• _TASK INSTRUCTIONS_
Repeat each line exactly, leaving nothing out.

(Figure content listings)
%%

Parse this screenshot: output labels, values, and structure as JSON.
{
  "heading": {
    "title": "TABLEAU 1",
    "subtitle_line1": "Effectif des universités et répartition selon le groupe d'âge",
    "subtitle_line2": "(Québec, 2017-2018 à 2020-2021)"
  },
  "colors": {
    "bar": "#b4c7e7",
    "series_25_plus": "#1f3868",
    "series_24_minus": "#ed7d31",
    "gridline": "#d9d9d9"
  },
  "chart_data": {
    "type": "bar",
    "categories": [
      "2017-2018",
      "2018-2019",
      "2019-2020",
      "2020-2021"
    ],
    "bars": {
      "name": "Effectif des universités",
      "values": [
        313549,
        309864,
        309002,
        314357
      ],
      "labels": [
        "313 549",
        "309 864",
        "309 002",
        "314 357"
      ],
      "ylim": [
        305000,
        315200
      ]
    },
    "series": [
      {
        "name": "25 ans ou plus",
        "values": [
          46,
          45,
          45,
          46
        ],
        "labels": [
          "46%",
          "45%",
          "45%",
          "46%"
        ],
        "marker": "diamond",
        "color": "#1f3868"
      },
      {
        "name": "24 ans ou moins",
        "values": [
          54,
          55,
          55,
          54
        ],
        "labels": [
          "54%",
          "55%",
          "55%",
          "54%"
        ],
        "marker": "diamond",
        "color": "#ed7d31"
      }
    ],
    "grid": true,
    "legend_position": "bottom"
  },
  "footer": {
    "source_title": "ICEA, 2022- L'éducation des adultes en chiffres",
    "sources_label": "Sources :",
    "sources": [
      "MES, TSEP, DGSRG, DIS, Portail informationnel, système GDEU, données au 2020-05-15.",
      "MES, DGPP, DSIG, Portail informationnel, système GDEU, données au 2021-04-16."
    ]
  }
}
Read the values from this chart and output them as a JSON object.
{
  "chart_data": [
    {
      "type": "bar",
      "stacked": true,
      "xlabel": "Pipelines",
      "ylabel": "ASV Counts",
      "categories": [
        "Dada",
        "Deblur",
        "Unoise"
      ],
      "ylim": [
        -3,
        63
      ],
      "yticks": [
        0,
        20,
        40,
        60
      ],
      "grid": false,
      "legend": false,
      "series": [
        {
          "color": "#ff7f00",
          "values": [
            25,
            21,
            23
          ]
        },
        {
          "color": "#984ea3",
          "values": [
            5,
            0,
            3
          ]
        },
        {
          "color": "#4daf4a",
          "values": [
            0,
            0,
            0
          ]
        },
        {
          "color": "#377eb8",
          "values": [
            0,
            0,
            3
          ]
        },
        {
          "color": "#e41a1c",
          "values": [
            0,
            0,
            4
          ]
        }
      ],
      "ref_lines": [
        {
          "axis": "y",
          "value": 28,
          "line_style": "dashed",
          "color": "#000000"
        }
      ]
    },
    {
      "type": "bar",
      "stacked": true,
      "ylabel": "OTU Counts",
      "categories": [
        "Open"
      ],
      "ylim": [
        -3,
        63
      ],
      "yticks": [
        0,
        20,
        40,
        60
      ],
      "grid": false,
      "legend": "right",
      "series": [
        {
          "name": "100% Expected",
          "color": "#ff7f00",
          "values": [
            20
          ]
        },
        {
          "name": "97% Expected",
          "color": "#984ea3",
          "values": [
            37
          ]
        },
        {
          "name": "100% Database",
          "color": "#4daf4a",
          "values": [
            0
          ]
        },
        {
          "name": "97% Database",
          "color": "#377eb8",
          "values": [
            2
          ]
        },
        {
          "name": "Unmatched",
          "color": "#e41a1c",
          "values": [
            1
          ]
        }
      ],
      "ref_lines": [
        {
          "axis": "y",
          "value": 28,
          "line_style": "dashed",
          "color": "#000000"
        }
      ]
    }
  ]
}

%%

• _THE OUTPUT_
Parse this screenshot: output labels, values, and structure as JSON.
{
  "heading": {
    "title": "TABLEAU 1",
    "subtitle_line1": "Effectif des universités et répartition selon le groupe d'âge",
    "subtitle_line2": "(Québec, 2017-2018 à 2020-2021)"
  },
  "colors": {
    "bar": "#b4c7e7",
    "series_25_plus": "#1f3868",
    "series_24_minus": "#ed7d31",
    "gridline": "#d9d9d9"
  },
  "chart_data": {
    "type": "bar",
    "categories": [
      "2017-2018",
      "2018-2019",
      "2019-2020",
      "2020-2021"
    ],
    "bars": {
      "name": "Effectif des universités",
      "values": [
        313549,
        309864,
        309002,
        314357
      ],
      "labels": [
        "313 549",
        "309 864",
        "309 002",
        "314 357"
      ],
      "ylim": [
        305000,
        315200
      ]
    },
    "series": [
      {
        "name": "25 ans ou plus",
        "values": [
          46,
          45,
          45,
          46
        ],
        "labels": [
          "46%",
          "45%",
          "45%",
          "46%"
        ],
        "marker": "diamond",
        "color": "#1f3868"
      },
      {
        "name": "24 ans ou moins",
        "values": [
          54,
          55,
          55,
          54
        ],
        "labels": [
          "54%",
          "55%",
          "55%",
          "54%"
        ],
        "marker": "diamond",
        "color": "#ed7d31"
      }
    ],
    "grid": true,
    "legend_position": "bottom"
  },
  "footer": {
    "source_title": "ICEA, 2022- L'éducation des adultes en chiffres",
    "sources_label": "Sources :",
    "sources": [
      "MES, TSEP, DGSRG, DIS, Portail informationnel, système GDEU, données au 2020-05-15.",
      "MES, DGPP, DSIG, Portail informationnel, système GDEU, données au 2021-04-16."
    ]
  }
}
Read the values from this chart and output them as a JSON object.
{
  "chart_data": [
    {
      "type": "bar",
      "stacked": true,
      "xlabel": "Pipelines",
      "ylabel": "ASV Counts",
      "categories": [
        "Dada",
        "Deblur",
        "Unoise"
      ],
      "ylim": [
        -3,
        63
      ],
      "yticks": [
        0,
        20,
        40,
        60
      ],
      "grid": false,
      "legend": false,
      "series": [
        {
          "color": "#ff7f00",
          "values": [
            25,
            21,
            23
          ]
        },
        {
          "color": "#984ea3",
          "values": [
            5,
            0,
            3
          ]
        },
        {
          "color": "#4daf4a",
          "values": [
            0,
            0,
            0
          ]
        },
        {
          "color": "#377eb8",
          "values": [
            0,
            0,
            3
          ]
        },
        {
          "color": "#e41a1c",
          "values": [
            0,
            0,
            4
          ]
        }
      ],
      "ref_lines": [
        {
          "axis": "y",
          "value": 28,
          "line_style": "dashed",
          "color": "#000000"
        }
      ]
    },
    {
      "type": "bar",
      "stacked": true,
      "ylabel": "OTU Counts",
      "categories": [
        "Open"
      ],
      "ylim": [
        -3,
        63
      ],
      "yticks": [
        0,
        20,
        40,
        60
      ],
      "grid": false,
      "legend": "right",
      "series": [
        {
          "name": "100% Expected",
          "color": "#ff7f00",
          "values": [
            20
          ]
        },
        {
          "name": "97% Expected",
          "color": "#984ea3",
          "values": [
            37
          ]
        },
        {
          "name": "100% Database",
          "color": "#4daf4a",
          "values": [
            0
          ]
        },
        {
          "name": "97% Database",
          "color": "#377eb8",
          "values": [
            2
          ]
        },
        {
          "name": "Unmatched",
          "color": "#e41a1c",
          "values": [
            1
          ]
        }
      ],
      "ref_lines": [
        {
          "axis": "y",
          "value": 28,
          "line_style": "dashed",
          "color": "#000000"
        }
      ]
    }
  ]
}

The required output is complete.